DIRECTION.
Wherever the string "Урок" appears in the listing, copy that line.

DATA SHOWN.
◆ ◆ ◆

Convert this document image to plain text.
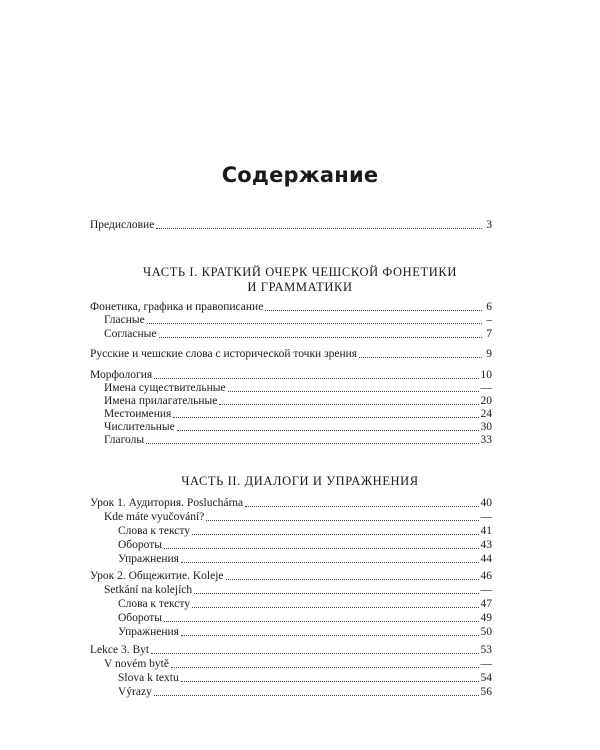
Содержание
Предисловие	3
ЧАСТЬ I. КРАТКИЙ ОЧЕРК ЧЕШСКОЙ ФОНЕТИКИ
И ГРАММАТИКИ
Фонетика, графика и правописание	6
Гласные	–
Согласные	7
Русские и чешские слова с исторической точки зрения	9
Морфология	10
Имена существительные	—
Имена прилагательные	20
Местоимения	24
Числительные	30
Глаголы	33
ЧАСТЬ II. ДИАЛОГИ И УПРАЖНЕНИЯ
Урок 1. Аудитория. Posluchárna	40
Kde máte vyučování?	—
Слова к тексту	41
Обороты	43
Упражнения	44
Урок 2. Общежитие. Koleje	46
Setkání na kolejích	—
Слова к тексту	47
Обороты	49
Упражнения	50
Lekce 3. Byt	53
V novém bytě	—
Slova k textu	54
Výrazy	56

◆ ◆ ◆

EXPECTED ANSWER.
Урок 1. Аудитория. Posluchárna	40
Урок 2. Общежитие. Koleje	46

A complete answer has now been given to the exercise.